*STATED TASK*:
Repeat exactly the lines from the one containing "Extract the chart's" through the last line of the records below, both included, and nothing else.

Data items
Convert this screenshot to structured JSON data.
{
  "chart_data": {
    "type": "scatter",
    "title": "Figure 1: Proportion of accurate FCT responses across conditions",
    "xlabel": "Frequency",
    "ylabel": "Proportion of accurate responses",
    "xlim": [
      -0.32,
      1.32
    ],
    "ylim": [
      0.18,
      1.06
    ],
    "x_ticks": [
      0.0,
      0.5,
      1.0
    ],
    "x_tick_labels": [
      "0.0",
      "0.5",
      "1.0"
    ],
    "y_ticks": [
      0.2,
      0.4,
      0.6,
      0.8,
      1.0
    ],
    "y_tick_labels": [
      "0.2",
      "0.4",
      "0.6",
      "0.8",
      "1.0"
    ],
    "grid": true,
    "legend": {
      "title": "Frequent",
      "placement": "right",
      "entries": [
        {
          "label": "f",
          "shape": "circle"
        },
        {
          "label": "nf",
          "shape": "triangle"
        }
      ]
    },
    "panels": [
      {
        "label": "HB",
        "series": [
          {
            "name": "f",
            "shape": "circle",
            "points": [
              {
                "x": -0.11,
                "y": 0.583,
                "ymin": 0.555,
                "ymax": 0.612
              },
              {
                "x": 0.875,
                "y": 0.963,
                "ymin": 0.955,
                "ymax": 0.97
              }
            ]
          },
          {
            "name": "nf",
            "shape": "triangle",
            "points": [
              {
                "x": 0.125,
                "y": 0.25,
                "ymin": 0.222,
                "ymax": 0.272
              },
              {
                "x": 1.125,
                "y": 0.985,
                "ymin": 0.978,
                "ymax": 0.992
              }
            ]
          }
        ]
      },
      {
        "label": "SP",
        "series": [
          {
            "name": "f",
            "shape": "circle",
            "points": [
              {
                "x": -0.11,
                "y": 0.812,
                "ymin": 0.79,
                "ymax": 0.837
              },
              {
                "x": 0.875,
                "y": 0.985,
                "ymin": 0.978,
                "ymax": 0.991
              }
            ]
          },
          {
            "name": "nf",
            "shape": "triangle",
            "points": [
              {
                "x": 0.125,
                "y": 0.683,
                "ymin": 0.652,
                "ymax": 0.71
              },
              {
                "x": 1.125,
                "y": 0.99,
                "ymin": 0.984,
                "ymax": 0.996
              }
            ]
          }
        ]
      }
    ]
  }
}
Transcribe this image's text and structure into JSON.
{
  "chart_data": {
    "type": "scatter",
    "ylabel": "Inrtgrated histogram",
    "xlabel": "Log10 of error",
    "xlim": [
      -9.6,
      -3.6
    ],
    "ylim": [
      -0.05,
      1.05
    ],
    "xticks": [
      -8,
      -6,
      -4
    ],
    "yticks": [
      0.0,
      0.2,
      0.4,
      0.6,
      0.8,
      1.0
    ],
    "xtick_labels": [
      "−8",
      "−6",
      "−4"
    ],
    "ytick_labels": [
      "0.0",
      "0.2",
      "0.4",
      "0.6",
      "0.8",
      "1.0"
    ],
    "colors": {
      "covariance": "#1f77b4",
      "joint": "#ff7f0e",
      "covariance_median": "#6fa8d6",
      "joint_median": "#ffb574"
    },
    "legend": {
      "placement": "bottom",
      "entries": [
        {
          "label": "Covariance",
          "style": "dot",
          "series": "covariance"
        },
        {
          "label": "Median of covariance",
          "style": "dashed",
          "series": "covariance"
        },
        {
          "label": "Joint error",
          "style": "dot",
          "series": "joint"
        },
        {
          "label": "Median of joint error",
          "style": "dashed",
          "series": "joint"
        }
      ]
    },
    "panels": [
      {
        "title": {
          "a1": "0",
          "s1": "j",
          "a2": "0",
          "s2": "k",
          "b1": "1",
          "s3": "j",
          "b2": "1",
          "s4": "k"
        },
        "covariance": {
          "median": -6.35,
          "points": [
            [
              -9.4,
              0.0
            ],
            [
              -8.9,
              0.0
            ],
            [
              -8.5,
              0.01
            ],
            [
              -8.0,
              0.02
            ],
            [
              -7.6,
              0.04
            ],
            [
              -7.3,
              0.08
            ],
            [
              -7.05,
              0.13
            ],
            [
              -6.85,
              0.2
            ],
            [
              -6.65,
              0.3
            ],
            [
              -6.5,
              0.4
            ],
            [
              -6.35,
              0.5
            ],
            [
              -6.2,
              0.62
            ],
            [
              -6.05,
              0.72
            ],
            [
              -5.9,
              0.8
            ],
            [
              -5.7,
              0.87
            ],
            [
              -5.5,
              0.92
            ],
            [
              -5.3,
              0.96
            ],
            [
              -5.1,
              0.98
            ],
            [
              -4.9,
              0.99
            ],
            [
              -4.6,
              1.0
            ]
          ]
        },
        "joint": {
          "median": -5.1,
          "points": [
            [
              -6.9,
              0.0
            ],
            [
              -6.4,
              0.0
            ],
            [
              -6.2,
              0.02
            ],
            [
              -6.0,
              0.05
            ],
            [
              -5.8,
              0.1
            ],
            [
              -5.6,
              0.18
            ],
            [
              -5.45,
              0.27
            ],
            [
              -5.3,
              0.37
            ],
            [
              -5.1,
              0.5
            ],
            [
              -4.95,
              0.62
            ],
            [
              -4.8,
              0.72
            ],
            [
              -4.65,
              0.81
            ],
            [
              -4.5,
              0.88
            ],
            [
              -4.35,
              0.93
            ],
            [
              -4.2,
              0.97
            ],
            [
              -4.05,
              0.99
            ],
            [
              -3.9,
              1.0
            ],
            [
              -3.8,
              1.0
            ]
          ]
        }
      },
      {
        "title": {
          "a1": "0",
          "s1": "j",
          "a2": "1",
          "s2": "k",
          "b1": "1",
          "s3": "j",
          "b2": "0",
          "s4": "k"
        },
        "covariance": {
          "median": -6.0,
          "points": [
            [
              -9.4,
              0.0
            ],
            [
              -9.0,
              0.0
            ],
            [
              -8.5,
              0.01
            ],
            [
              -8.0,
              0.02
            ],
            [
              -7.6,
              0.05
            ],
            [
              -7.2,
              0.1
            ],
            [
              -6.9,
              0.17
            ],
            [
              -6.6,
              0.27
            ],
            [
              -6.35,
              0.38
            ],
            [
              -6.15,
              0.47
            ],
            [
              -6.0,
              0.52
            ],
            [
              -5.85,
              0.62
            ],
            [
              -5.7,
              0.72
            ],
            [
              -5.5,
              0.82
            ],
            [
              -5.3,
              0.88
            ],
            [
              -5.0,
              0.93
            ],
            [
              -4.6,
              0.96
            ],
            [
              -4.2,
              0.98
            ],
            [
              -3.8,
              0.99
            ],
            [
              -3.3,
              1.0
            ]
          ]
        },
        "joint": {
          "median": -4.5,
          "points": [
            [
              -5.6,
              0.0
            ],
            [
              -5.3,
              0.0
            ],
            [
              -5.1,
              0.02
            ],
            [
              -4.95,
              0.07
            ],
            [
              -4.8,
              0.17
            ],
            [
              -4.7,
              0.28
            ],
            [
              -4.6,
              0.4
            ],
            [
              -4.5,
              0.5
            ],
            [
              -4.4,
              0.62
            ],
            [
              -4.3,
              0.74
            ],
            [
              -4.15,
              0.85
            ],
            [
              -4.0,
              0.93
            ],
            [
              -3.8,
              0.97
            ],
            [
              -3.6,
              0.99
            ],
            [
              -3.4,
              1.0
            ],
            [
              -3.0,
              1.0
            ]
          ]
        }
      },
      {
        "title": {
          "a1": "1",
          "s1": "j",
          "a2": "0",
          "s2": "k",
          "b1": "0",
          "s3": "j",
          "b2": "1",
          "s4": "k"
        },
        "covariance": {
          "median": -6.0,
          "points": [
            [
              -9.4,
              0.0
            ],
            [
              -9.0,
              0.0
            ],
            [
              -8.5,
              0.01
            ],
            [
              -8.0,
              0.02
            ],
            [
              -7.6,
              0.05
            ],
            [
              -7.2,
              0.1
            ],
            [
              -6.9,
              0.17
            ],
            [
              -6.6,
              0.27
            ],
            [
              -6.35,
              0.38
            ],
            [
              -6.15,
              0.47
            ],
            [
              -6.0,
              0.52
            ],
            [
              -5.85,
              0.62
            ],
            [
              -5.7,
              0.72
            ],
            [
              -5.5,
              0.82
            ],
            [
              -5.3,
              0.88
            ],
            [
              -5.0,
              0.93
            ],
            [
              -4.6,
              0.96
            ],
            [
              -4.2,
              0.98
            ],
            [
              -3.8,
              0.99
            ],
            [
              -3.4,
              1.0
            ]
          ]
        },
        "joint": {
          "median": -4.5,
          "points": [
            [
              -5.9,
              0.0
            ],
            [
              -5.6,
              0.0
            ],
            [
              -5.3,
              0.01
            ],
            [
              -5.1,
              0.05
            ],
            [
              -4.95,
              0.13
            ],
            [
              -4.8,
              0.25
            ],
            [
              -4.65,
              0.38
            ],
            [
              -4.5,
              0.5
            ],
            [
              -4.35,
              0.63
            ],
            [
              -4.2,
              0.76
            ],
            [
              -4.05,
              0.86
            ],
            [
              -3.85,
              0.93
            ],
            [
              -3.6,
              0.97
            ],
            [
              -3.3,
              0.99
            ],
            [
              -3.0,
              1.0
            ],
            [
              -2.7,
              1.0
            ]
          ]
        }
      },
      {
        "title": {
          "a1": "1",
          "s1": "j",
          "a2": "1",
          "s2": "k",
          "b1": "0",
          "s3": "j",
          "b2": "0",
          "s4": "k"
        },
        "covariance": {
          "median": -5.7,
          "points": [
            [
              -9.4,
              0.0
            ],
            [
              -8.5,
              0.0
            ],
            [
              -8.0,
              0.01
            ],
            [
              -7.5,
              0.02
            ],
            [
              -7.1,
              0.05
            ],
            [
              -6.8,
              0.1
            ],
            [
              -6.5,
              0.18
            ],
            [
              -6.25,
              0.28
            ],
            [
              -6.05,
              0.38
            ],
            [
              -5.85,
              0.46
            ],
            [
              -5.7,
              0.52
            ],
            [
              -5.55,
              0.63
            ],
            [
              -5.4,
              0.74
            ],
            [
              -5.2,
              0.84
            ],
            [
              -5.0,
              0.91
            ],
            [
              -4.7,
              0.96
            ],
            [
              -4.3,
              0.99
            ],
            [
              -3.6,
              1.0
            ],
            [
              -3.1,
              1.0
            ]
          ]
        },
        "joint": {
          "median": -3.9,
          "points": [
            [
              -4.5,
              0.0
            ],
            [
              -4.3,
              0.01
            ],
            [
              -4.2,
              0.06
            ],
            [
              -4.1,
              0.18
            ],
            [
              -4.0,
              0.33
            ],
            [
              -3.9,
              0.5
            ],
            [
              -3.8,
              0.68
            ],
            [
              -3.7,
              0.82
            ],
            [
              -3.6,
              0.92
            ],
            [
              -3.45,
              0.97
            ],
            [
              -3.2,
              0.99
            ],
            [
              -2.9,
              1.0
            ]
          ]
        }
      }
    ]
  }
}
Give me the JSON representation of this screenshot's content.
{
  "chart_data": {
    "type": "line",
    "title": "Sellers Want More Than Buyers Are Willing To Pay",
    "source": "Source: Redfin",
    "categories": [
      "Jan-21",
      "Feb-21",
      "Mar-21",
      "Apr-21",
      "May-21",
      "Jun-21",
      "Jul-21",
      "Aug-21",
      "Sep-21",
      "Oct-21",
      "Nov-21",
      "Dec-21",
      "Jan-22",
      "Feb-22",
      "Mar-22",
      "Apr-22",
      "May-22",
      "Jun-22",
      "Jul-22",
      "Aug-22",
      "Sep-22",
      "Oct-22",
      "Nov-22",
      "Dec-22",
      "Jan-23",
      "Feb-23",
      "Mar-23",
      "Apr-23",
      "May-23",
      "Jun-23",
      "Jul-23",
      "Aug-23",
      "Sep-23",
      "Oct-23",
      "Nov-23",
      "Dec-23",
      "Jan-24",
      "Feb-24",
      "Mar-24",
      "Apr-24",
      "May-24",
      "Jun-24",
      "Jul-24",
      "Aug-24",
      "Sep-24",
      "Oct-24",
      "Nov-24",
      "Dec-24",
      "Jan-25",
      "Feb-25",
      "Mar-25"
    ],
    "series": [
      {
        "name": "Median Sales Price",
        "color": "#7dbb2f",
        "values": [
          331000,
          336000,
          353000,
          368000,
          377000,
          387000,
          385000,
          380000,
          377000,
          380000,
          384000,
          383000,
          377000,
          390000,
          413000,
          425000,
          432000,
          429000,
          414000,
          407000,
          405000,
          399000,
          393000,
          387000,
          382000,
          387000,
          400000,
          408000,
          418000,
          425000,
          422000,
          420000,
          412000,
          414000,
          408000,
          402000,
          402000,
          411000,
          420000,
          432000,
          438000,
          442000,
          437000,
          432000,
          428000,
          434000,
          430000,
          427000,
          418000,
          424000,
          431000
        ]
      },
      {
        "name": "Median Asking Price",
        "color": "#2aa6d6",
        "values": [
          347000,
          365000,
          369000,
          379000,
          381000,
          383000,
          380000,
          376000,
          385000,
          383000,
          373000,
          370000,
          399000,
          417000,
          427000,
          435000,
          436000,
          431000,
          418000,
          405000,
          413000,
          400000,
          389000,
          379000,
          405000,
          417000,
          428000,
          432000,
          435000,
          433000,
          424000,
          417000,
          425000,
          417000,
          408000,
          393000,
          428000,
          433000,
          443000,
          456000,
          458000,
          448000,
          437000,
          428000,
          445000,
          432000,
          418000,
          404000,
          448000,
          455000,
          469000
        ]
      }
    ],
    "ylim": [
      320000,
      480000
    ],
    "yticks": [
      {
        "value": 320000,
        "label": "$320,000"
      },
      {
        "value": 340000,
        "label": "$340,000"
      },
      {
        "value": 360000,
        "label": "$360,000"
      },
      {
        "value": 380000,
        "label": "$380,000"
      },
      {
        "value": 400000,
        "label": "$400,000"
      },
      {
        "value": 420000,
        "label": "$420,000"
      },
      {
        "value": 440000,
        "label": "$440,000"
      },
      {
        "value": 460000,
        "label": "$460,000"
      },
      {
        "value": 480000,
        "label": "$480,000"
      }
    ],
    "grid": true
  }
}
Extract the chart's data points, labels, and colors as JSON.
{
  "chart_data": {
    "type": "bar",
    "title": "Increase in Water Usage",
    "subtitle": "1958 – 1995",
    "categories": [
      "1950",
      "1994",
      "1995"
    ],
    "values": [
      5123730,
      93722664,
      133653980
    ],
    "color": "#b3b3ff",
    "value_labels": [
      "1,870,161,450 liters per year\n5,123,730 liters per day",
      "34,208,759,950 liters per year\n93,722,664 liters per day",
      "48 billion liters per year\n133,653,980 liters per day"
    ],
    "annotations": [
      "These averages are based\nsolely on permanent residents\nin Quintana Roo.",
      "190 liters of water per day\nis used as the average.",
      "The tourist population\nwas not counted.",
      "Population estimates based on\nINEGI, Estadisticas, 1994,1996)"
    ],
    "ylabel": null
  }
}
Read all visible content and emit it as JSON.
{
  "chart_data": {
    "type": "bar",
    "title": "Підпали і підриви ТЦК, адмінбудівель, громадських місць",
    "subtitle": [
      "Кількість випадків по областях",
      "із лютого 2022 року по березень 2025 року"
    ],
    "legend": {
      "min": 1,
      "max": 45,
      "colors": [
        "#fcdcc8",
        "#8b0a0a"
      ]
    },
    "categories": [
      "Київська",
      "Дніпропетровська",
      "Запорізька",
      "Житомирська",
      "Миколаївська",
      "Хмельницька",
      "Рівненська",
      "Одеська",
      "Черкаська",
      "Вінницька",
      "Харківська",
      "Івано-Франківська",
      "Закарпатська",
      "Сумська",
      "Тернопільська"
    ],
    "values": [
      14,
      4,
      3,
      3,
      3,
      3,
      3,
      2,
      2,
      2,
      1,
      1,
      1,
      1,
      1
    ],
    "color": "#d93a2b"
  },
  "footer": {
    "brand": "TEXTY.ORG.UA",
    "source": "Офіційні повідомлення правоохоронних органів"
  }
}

*CORRECT ANSWER*:
Extract the chart's data points, labels, and colors as JSON.
{
  "chart_data": {
    "type": "bar",
    "title": "Increase in Water Usage",
    "subtitle": "1958 – 1995",
    "categories": [
      "1950",
      "1994",
      "1995"
    ],
    "values": [
      5123730,
      93722664,
      133653980
    ],
    "color": "#b3b3ff",
    "value_labels": [
      "1,870,161,450 liters per year\n5,123,730 liters per day",
      "34,208,759,950 liters per year\n93,722,664 liters per day",
      "48 billion liters per year\n133,653,980 liters per day"
    ],
    "annotations": [
      "These averages are based\nsolely on permanent residents\nin Quintana Roo.",
      "190 liters of water per day\nis used as the average.",
      "The tourist population\nwas not counted.",
      "Population estimates based on\nINEGI, Estadisticas, 1994,1996)"
    ],
    "ylabel": null
  }
}
Read all visible content and emit it as JSON.
{
  "chart_data": {
    "type": "bar",
    "title": "Підпали і підриви ТЦК, адмінбудівель, громадських місць",
    "subtitle": [
      "Кількість випадків по областях",
      "із лютого 2022 року по березень 2025 року"
    ],
    "legend": {
      "min": 1,
      "max": 45,
      "colors": [
        "#fcdcc8",
        "#8b0a0a"
      ]
    },
    "categories": [
      "Київська",
      "Дніпропетровська",
      "Запорізька",
      "Житомирська",
      "Миколаївська",
      "Хмельницька",
      "Рівненська",
      "Одеська",
      "Черкаська",
      "Вінницька",
      "Харківська",
      "Івано-Франківська",
      "Закарпатська",
      "Сумська",
      "Тернопільська"
    ],
    "values": [
      14,
      4,
      3,
      3,
      3,
      3,
      3,
      2,
      2,
      2,
      1,
      1,
      1,
      1,
      1
    ],
    "color": "#d93a2b"
  },
  "footer": {
    "brand": "TEXTY.ORG.UA",
    "source": "Офіційні повідомлення правоохоронних органів"
  }
}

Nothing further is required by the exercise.